• _Job_:
Every line holding the string "JSON" should be gathered.

Recorded data:
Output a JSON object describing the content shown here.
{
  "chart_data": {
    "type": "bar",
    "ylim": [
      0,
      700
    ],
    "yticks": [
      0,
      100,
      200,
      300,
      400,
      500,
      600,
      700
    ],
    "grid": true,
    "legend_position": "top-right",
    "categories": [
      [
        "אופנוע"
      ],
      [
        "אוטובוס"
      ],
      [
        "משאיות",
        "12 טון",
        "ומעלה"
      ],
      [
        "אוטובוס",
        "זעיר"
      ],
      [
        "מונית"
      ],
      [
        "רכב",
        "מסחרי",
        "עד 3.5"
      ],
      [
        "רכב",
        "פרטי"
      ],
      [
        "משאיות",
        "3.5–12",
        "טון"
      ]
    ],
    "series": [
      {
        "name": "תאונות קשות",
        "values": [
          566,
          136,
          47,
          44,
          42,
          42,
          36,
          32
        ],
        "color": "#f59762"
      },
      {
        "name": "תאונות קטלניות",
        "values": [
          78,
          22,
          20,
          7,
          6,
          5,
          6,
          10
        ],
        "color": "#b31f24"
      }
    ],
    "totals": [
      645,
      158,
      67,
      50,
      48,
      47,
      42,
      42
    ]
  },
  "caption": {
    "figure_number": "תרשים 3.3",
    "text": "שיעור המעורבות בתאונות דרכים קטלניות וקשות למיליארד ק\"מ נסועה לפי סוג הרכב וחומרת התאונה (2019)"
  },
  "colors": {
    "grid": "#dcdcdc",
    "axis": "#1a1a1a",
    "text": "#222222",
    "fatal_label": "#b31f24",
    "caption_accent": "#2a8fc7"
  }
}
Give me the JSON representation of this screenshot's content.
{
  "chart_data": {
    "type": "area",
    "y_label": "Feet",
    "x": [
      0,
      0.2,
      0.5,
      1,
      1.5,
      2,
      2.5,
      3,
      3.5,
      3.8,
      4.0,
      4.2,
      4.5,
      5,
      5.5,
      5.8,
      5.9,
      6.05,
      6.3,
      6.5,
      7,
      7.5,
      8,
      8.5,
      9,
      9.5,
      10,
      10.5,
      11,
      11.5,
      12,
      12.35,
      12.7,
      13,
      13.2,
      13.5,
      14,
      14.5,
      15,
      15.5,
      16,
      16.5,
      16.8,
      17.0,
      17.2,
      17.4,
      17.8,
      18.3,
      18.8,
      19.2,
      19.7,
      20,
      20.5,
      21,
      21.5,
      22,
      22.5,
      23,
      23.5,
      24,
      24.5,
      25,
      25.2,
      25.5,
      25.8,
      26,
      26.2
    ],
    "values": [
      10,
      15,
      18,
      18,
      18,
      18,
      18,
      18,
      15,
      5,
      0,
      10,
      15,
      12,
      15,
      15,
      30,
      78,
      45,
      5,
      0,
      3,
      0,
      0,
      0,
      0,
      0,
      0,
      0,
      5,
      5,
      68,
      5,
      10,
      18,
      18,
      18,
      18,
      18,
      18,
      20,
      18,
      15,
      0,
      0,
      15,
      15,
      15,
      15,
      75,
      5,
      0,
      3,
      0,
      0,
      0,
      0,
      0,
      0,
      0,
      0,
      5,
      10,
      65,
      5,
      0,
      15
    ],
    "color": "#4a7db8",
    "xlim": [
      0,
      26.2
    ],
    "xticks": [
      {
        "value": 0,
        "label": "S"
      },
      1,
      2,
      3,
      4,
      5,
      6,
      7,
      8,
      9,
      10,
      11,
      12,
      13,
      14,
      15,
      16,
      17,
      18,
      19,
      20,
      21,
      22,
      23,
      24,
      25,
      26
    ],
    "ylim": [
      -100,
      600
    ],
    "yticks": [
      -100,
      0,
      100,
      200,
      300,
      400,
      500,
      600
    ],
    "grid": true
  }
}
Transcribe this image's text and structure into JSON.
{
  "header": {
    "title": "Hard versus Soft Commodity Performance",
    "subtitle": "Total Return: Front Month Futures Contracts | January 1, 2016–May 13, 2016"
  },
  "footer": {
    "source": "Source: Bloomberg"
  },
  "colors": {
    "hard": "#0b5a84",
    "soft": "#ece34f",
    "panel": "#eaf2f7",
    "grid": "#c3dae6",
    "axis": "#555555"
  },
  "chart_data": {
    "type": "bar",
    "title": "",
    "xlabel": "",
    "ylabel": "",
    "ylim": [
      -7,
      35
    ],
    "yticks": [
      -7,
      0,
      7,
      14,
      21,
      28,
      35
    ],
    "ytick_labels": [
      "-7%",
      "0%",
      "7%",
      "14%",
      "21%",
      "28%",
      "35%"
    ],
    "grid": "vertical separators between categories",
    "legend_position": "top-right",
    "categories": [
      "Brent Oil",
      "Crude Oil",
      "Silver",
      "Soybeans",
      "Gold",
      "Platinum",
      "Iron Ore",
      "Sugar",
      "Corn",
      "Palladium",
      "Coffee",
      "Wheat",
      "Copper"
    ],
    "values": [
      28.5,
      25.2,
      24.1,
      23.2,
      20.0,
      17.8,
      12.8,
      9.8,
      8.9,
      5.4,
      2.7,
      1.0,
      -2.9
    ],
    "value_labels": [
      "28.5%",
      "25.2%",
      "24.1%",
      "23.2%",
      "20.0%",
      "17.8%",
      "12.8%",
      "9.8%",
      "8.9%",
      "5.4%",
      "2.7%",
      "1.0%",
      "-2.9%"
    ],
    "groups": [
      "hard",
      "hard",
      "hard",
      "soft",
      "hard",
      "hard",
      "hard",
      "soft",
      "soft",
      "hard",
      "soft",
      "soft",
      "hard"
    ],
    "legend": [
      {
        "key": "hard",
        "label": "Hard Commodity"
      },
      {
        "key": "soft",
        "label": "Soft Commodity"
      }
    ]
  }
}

• _Task solution_:
Output a JSON object describing the content shown here.
Give me the JSON representation of this screenshot's content.
Transcribe this image's text and structure into JSON.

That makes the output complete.